# Work required
Search the records below for the word "Exportovanie". Pull out each line that has it.

[Dataset items]
— start —

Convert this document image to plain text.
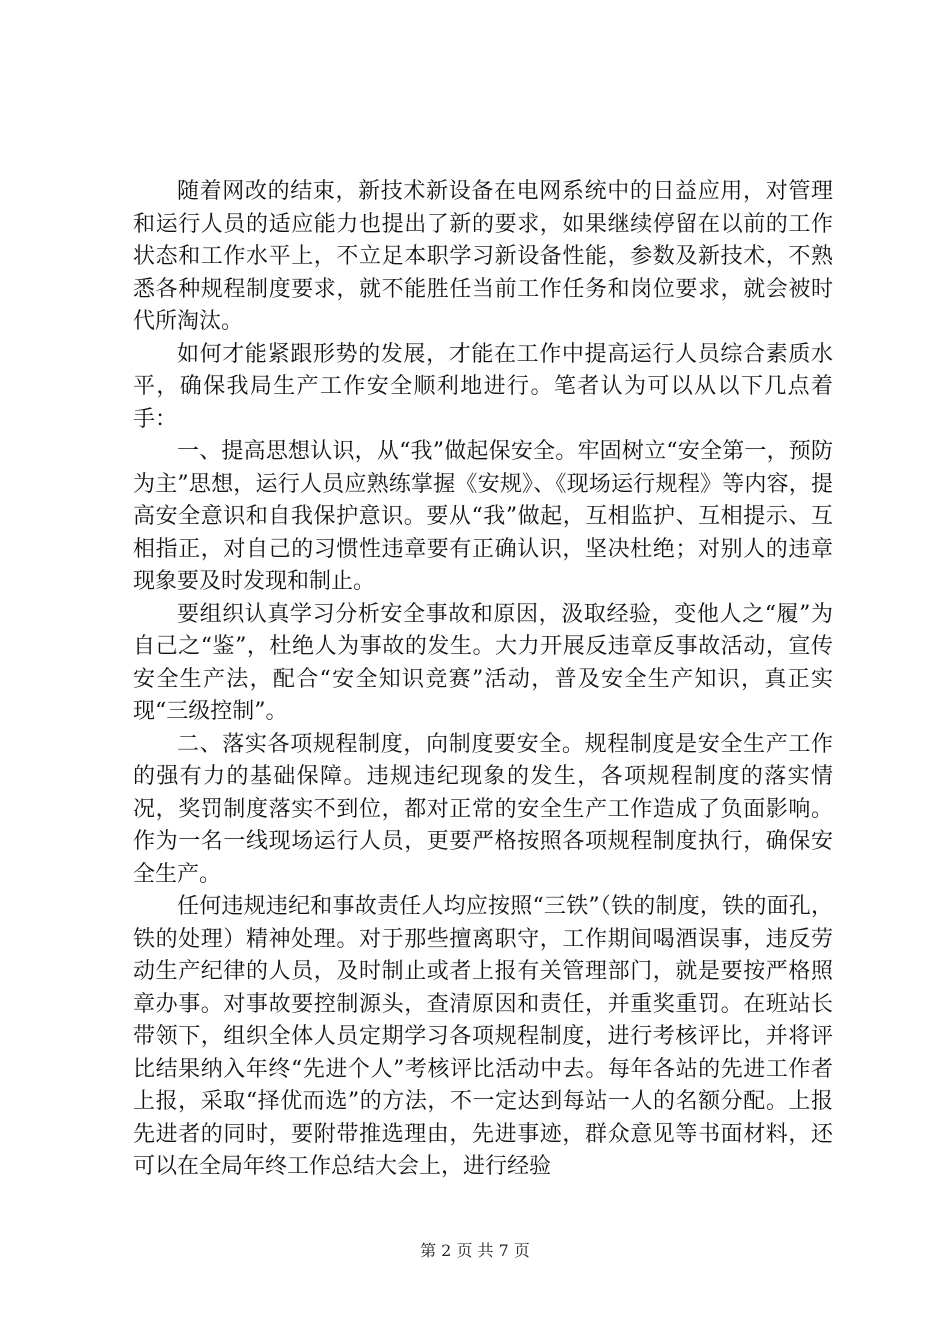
随着网改的结束，新技术新设备在电网系统中的日益应用，对管理和运行人员的适应能力也提出了新的要求，如果继续停留在以前的工作状态和工作水平上，不立足本职学习新设备性能，参数及新技术，不熟悉各种规程制度要求，就不能胜任当前工作任务和岗位要求，就会被时代所淘汰。

如何才能紧跟形势的发展，才能在工作中提高运行人员综合素质水平，确保我局生产工作安全顺利地进行。笔者认为可以从以下几点着手：

一、提高思想认识，从“我”做起保安全。牢固树立“安全第一，预防为主”思想，运行人员应熟练掌握《安规》、《现场运行规程》等内容，提高安全意识和自我保护意识。要从“我”做起，互相监护、互相提示、互相指正，对自己的习惯性违章要有正确认识，坚决杜绝；对别人的违章现象要及时发现和制止。

要组织认真学习分析安全事故和原因，汲取经验，变他人之“履”为自己之“鉴”，杜绝人为事故的发生。大力开展反违章反事故活动，宣传安全生产法，配合“安全知识竞赛”活动，普及安全生产知识，真正实现“三级控制”。

二、落实各项规程制度，向制度要安全。规程制度是安全生产工作的强有力的基础保障。违规违纪现象的发生，各项规程制度的落实情况，奖罚制度落实不到位，都对正常的安全生产工作造成了负面影响。作为一名一线现场运行人员，更要严格按照各项规程制度执行，确保安全生产。

任何违规违纪和事故责任人均应按照“三铁”（铁的制度，铁的面孔，铁的处理）精神处理。对于那些擅离职守，工作期间喝酒误事，违反劳动生产纪律的人员，及时制止或者上报有关管理部门，就是要按严格照章办事。对事故要控制源头，查清原因和责任，并重奖重罚。在班站长带领下，组织全体人员定期学习各项规程制度，进行考核评比，并将评比结果纳入年终“先进个人”考核评比活动中去。每年各站的先进工作者上报，采取“择优而选”的方法，不一定达到每站一人的名额分配。上报先进者的同时，要附带推选理由，先进事迹，群众意见等书面材料，还可以在全局年终工作总结大会上，进行经验

第 2 页 共 7 页
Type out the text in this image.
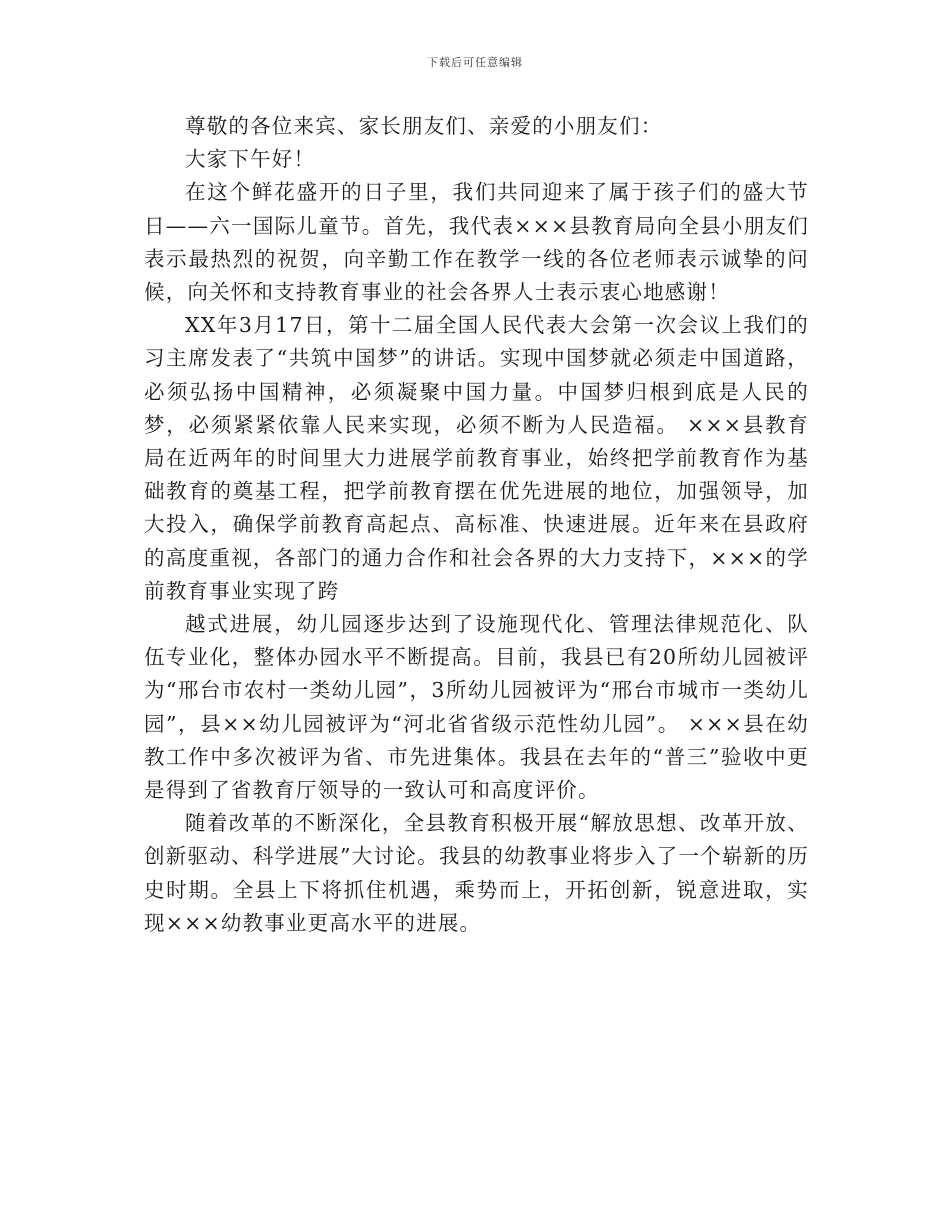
下载后可任意编辑

尊敬的各位来宾、家长朋友们、亲爱的小朋友们：

大家下午好！

在这个鲜花盛开的日子里，我们共同迎来了属于孩子们的盛大节日——六一国际儿童节。首先，我代表×××县教育局向全县小朋友们表示最热烈的祝贺，向辛勤工作在教学一线的各位老师表示诚挚的问候，向关怀和支持教育事业的社会各界人士表示衷心地感谢！

XX年3月17日，第十二届全国人民代表大会第一次会议上我们的习主席发表了“共筑中国梦”的讲话。实现中国梦就必须走中国道路，必须弘扬中国精神，必须凝聚中国力量。中国梦归根到底是人民的梦，必须紧紧依靠人民来实现，必须不断为人民造福。 ×××县教育局在近两年的时间里大力进展学前教育事业，始终把学前教育作为基础教育的奠基工程，把学前教育摆在优先进展的地位，加强领导，加大投入，确保学前教育高起点、高标准、快速进展。近年来在县政府的高度重视，各部门的通力合作和社会各界的大力支持下，×××的学前教育事业实现了跨

越式进展，幼儿园逐步达到了设施现代化、管理法律规范化、队伍专业化，整体办园水平不断提高。目前，我县已有20所幼儿园被评为“邢台市农村一类幼儿园”，3所幼儿园被评为“邢台市城市一类幼儿园”，县××幼儿园被评为“河北省省级示范性幼儿园”。 ×××县在幼教工作中多次被评为省、市先进集体。我县在去年的“普三”验收中更是得到了省教育厅领导的一致认可和高度评价。

随着改革的不断深化，全县教育积极开展“解放思想、改革开放、创新驱动、科学进展”大讨论。我县的幼教事业将步入了一个崭新的历史时期。全县上下将抓住机遇，乘势而上，开拓创新，锐意进取，实现×××幼教事业更高水平的进展。
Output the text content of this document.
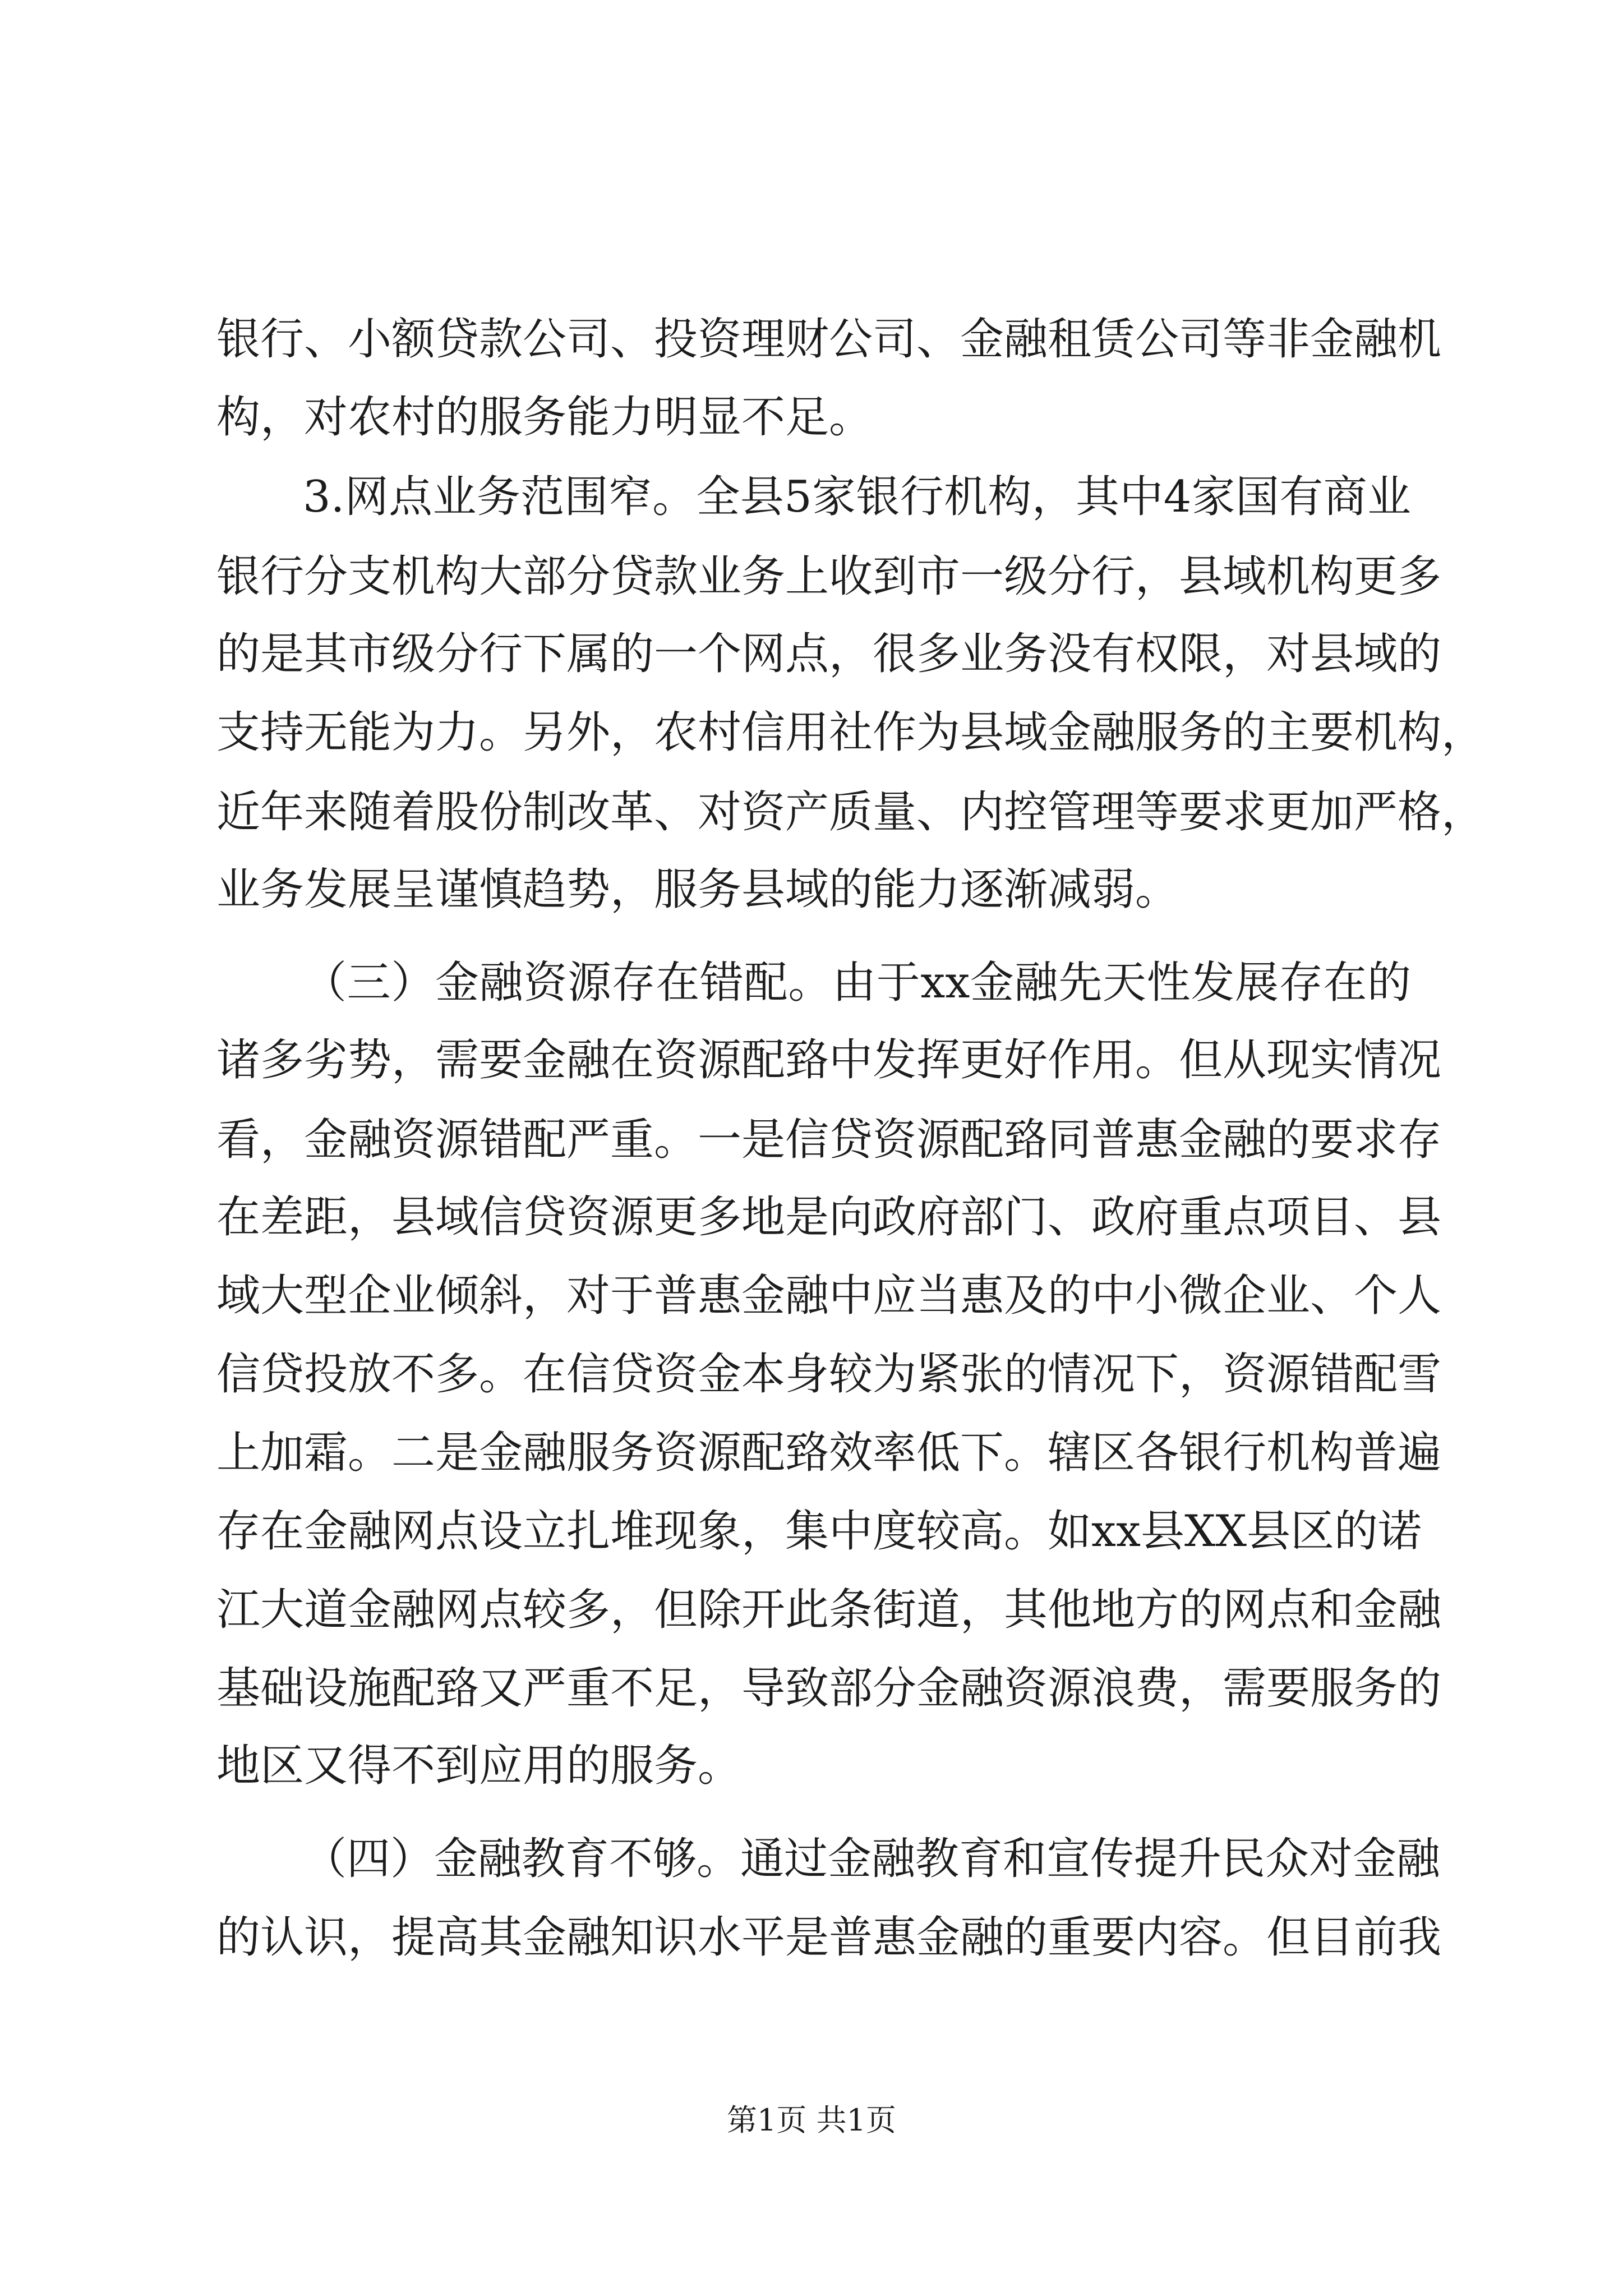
银行、小额贷款公司、投资理财公司、金融租赁公司等非金融机
构，对农村的服务能力明显不足。
3.网点业务范围窄。全县5家银行机构，其中4家国有商业
银行分支机构大部分贷款业务上收到市一级分行，县域机构更多
的是其市级分行下属的一个网点，很多业务没有权限，对县域的
支持无能为力。另外，农村信用社作为县域金融服务的主要机构，
近年来随着股份制改革、对资产质量、内控管理等要求更加严格，
业务发展呈谨慎趋势，服务县域的能力逐渐减弱。
（三）金融资源存在错配。由于xx金融先天性发展存在的
诸多劣势，需要金融在资源配臵中发挥更好作用。但从现实情况
看，金融资源错配严重。一是信贷资源配臵同普惠金融的要求存
在差距，县域信贷资源更多地是向政府部门、政府重点项目、县
域大型企业倾斜，对于普惠金融中应当惠及的中小微企业、个人
信贷投放不多。在信贷资金本身较为紧张的情况下，资源错配雪
上加霜。二是金融服务资源配臵效率低下。辖区各银行机构普遍
存在金融网点设立扎堆现象，集中度较高。如xx县XX县区的诺
江大道金融网点较多，但除开此条街道，其他地方的网点和金融
基础设施配臵又严重不足，导致部分金融资源浪费，需要服务的
地区又得不到应用的服务。
（四）金融教育不够。通过金融教育和宣传提升民众对金融
的认识，提高其金融知识水平是普惠金融的重要内容。但目前我
第1页 共1页
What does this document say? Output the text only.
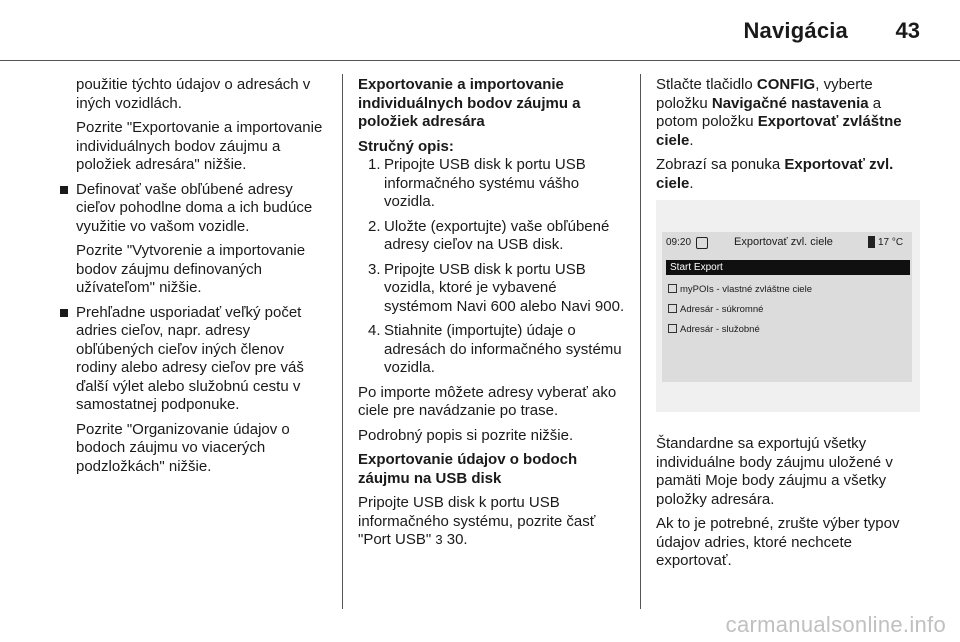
Navigácia 43

použitie týchto údajov o adresách v iných vozidlách.

Pozrite "Exportovanie a importovanie individuálnych bodov záujmu a položiek adresára" nižšie.

Definovať vaše obľúbené adresy cieľov pohodlne doma a ich budúce využitie vo vašom vozidle.

Pozrite "Vytvorenie a importovanie bodov záujmu definovaných užívateľom" nižšie.

Prehľadne usporiadať veľký počet adries cieľov, napr. adresy obľúbených cieľov iných členov rodiny alebo adresy cieľov pre váš ďalší výlet alebo služobnú cestu v samostatnej podponuke.

Pozrite "Organizovanie údajov o bodoch záujmu vo viacerých podzložkách" nižšie.

Exportovanie a importovanie individuálnych bodov záujmu a položiek adresára

Stručný opis:

1. Pripojte USB disk k portu USB informačného systému vášho vozidla.
2. Uložte (exportujte) vaše obľúbené adresy cieľov na USB disk.
3. Pripojte USB disk k portu USB vozidla, ktoré je vybavené systémom Navi 600 alebo Navi 900.
4. Stiahnite (importujte) údaje o adresách do informačného systému vozidla.

Po importe môžete adresy vyberať ako ciele pre navádzanie po trase.

Podrobný popis si pozrite nižšie.

Exportovanie údajov o bodoch záujmu na USB disk

Pripojte USB disk k portu USB informačného systému, pozrite časť "Port USB" 3 30.

Stlačte tlačidlo CONFIG, vyberte položku Navigačné nastavenia a potom položku Exportovať zvláštne ciele.

Zobrazí sa ponuka Exportovať zvl. ciele.

Štandardne sa exportujú všetky individuálne body záujmu uložené v pamäti Moje body záujmu a všetky položky adresára.

Ak to je potrebné, zrušte výber typov údajov adries, ktoré nechcete exportovať.

09:20	Exportovať zvl. ciele	17 °C
Start Export
myPOIs - vlastné zvláštne ciele
Adresár - súkromné
Adresár - služobné
carmanualsonline.info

— end —

# Task result
Pozrite "Exportovanie a importovanie individuálnych bodov záujmu a položiek adresára" nižšie.
Exportovanie a importovanie individuálnych bodov záujmu a položiek adresára
Exportovanie údajov o bodoch záujmu na USB disk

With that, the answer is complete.